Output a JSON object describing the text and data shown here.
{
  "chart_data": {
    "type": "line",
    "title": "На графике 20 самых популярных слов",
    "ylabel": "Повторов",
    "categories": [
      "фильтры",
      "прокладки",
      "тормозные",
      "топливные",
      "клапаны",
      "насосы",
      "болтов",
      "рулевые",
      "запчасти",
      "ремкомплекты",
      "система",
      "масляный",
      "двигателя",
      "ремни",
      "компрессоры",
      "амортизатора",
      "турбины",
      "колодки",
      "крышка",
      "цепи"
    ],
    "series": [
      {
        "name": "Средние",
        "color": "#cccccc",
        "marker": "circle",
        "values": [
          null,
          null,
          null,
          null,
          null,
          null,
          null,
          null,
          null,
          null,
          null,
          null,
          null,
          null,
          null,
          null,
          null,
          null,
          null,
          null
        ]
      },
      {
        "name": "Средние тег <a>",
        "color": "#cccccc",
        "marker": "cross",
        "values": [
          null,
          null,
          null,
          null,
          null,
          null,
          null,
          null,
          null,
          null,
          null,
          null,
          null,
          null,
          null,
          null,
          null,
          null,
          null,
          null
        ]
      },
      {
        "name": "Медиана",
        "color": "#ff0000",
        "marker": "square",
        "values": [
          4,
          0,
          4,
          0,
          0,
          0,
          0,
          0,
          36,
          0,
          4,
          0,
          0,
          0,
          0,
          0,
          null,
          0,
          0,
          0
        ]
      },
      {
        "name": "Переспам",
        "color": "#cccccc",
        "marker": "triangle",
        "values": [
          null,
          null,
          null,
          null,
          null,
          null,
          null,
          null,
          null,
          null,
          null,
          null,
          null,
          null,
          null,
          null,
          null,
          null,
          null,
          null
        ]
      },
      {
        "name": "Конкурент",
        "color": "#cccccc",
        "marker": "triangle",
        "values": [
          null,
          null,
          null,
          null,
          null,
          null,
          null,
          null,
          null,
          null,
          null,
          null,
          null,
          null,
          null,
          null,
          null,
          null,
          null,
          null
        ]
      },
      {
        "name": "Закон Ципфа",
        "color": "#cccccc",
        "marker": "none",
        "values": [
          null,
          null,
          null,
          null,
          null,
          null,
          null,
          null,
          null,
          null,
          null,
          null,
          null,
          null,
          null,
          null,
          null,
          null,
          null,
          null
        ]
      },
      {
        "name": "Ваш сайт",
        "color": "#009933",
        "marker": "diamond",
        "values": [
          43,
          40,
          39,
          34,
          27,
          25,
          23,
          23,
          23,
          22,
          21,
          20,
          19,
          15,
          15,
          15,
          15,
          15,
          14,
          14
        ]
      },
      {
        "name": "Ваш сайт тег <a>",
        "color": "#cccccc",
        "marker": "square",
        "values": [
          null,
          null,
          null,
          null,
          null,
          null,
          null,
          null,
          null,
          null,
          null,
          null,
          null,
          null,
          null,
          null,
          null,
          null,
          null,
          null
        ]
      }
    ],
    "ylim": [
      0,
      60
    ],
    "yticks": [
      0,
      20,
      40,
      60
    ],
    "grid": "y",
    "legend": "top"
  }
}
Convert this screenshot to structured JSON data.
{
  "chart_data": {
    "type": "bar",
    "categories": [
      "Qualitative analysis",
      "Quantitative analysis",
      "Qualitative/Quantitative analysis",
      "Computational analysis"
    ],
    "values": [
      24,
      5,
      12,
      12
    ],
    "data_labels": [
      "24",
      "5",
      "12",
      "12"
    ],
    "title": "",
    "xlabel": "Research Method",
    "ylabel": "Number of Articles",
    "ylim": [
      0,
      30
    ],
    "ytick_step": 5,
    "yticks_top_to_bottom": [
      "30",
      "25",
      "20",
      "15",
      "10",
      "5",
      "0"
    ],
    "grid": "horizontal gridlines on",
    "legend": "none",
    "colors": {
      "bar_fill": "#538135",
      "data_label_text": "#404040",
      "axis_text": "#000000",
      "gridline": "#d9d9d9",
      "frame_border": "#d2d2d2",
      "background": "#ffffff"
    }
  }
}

::::

What is needed:
Write out every line of the material again, exactly as it reads.

Solution:
Output a JSON object describing the text and data shown here.
{
  "chart_data": {
    "type": "line",
    "title": "На графике 20 самых популярных слов",
    "ylabel": "Повторов",
    "categories": [
      "фильтры",
      "прокладки",
      "тормозные",
      "топливные",
      "клапаны",
      "насосы",
      "болтов",
      "рулевые",
      "запчасти",
      "ремкомплекты",
      "система",
      "масляный",
      "двигателя",
      "ремни",
      "компрессоры",
      "амортизатора",
      "турбины",
      "колодки",
      "крышка",
      "цепи"
    ],
    "series": [
      {
        "name": "Средние",
        "color": "#cccccc",
        "marker": "circle",
        "values": [
          null,
          null,
          null,
          null,
          null,
          null,
          null,
          null,
          null,
          null,
          null,
          null,
          null,
          null,
          null,
          null,
          null,
          null,
          null,
          null
        ]
      },
      {
        "name": "Средние тег <a>",
        "color": "#cccccc",
        "marker": "cross",
        "values": [
          null,
          null,
          null,
          null,
          null,
          null,
          null,
          null,
          null,
          null,
          null,
          null,
          null,
          null,
          null,
          null,
          null,
          null,
          null,
          null
        ]
      },
      {
        "name": "Медиана",
        "color": "#ff0000",
        "marker": "square",
        "values": [
          4,
          0,
          4,
          0,
          0,
          0,
          0,
          0,
          36,
          0,
          4,
          0,
          0,
          0,
          0,
          0,
          null,
          0,
          0,
          0
        ]
      },
      {
        "name": "Переспам",
        "color": "#cccccc",
        "marker": "triangle",
        "values": [
          null,
          null,
          null,
          null,
          null,
          null,
          null,
          null,
          null,
          null,
          null,
          null,
          null,
          null,
          null,
          null,
          null,
          null,
          null,
          null
        ]
      },
      {
        "name": "Конкурент",
        "color": "#cccccc",
        "marker": "triangle",
        "values": [
          null,
          null,
          null,
          null,
          null,
          null,
          null,
          null,
          null,
          null,
          null,
          null,
          null,
          null,
          null,
          null,
          null,
          null,
          null,
          null
        ]
      },
      {
        "name": "Закон Ципфа",
        "color": "#cccccc",
        "marker": "none",
        "values": [
          null,
          null,
          null,
          null,
          null,
          null,
          null,
          null,
          null,
          null,
          null,
          null,
          null,
          null,
          null,
          null,
          null,
          null,
          null,
          null
        ]
      },
      {
        "name": "Ваш сайт",
        "color": "#009933",
        "marker": "diamond",
        "values": [
          43,
          40,
          39,
          34,
          27,
          25,
          23,
          23,
          23,
          22,
          21,
          20,
          19,
          15,
          15,
          15,
          15,
          15,
          14,
          14
        ]
      },
      {
        "name": "Ваш сайт тег <a>",
        "color": "#cccccc",
        "marker": "square",
        "values": [
          null,
          null,
          null,
          null,
          null,
          null,
          null,
          null,
          null,
          null,
          null,
          null,
          null,
          null,
          null,
          null,
          null,
          null,
          null,
          null
        ]
      }
    ],
    "ylim": [
      0,
      60
    ],
    "yticks": [
      0,
      20,
      40,
      60
    ],
    "grid": "y",
    "legend": "top"
  }
}
Convert this screenshot to structured JSON data.
{
  "chart_data": {
    "type": "bar",
    "categories": [
      "Qualitative analysis",
      "Quantitative analysis",
      "Qualitative/Quantitative analysis",
      "Computational analysis"
    ],
    "values": [
      24,
      5,
      12,
      12
    ],
    "data_labels": [
      "24",
      "5",
      "12",
      "12"
    ],
    "title": "",
    "xlabel": "Research Method",
    "ylabel": "Number of Articles",
    "ylim": [
      0,
      30
    ],
    "ytick_step": 5,
    "yticks_top_to_bottom": [
      "30",
      "25",
      "20",
      "15",
      "10",
      "5",
      "0"
    ],
    "grid": "horizontal gridlines on",
    "legend": "none",
    "colors": {
      "bar_fill": "#538135",
      "data_label_text": "#404040",
      "axis_text": "#000000",
      "gridline": "#d9d9d9",
      "frame_border": "#d2d2d2",
      "background": "#ffffff"
    }
  }
}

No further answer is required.